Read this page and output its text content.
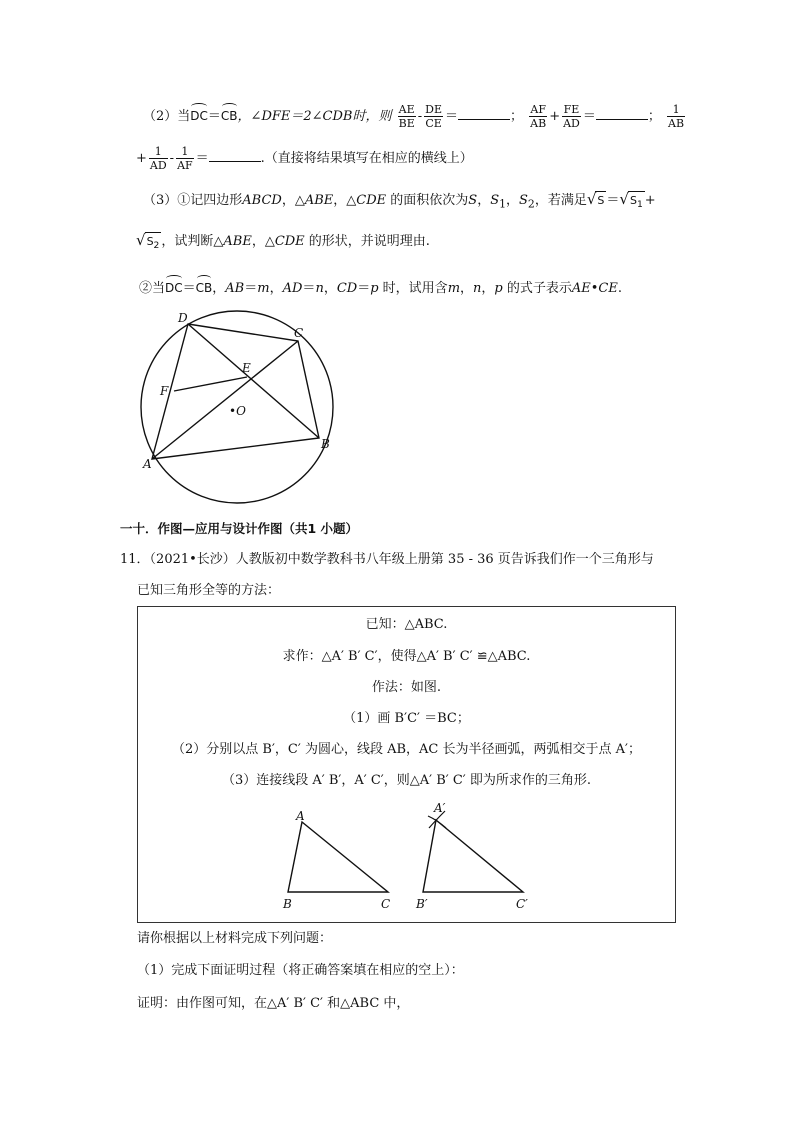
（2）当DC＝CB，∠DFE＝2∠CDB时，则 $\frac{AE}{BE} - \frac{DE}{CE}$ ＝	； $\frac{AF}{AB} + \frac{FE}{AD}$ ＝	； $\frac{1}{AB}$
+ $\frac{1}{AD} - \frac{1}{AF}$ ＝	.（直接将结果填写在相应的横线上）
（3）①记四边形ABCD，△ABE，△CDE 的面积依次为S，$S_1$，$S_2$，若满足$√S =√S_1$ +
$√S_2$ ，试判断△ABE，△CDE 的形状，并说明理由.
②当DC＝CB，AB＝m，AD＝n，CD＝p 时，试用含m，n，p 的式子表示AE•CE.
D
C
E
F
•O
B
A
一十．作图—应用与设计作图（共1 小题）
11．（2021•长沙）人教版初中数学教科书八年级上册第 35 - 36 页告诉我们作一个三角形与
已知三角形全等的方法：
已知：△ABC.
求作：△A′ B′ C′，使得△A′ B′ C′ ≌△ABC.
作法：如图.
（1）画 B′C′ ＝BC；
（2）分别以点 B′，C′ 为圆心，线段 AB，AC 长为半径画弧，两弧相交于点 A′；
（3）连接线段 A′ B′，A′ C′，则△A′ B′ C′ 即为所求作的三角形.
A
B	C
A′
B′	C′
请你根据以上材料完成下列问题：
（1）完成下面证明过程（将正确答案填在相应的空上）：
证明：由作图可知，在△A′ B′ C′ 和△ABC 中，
§ §
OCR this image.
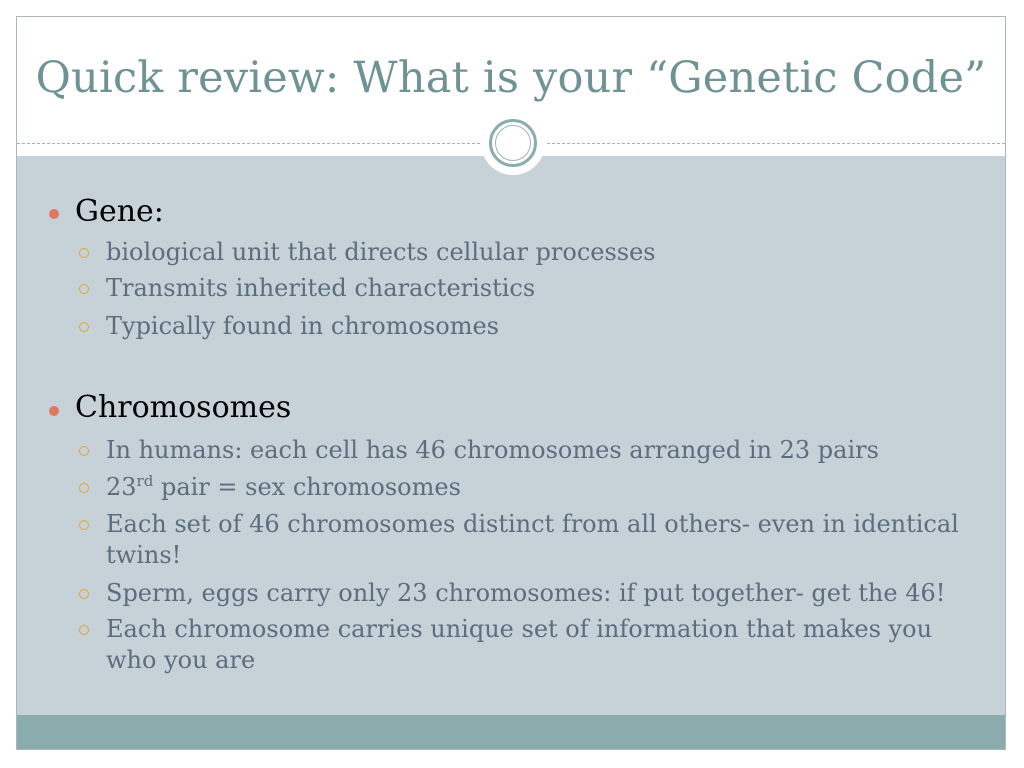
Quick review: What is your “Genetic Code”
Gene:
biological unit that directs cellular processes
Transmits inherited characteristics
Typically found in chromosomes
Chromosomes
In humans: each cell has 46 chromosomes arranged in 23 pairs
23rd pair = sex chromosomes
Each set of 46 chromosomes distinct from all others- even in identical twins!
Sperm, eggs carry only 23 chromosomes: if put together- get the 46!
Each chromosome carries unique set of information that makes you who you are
§ §
Exercise: Copy in full each line that holds the word "this".

Result of the exercise:
Read this page and output its text content.
OCR this image.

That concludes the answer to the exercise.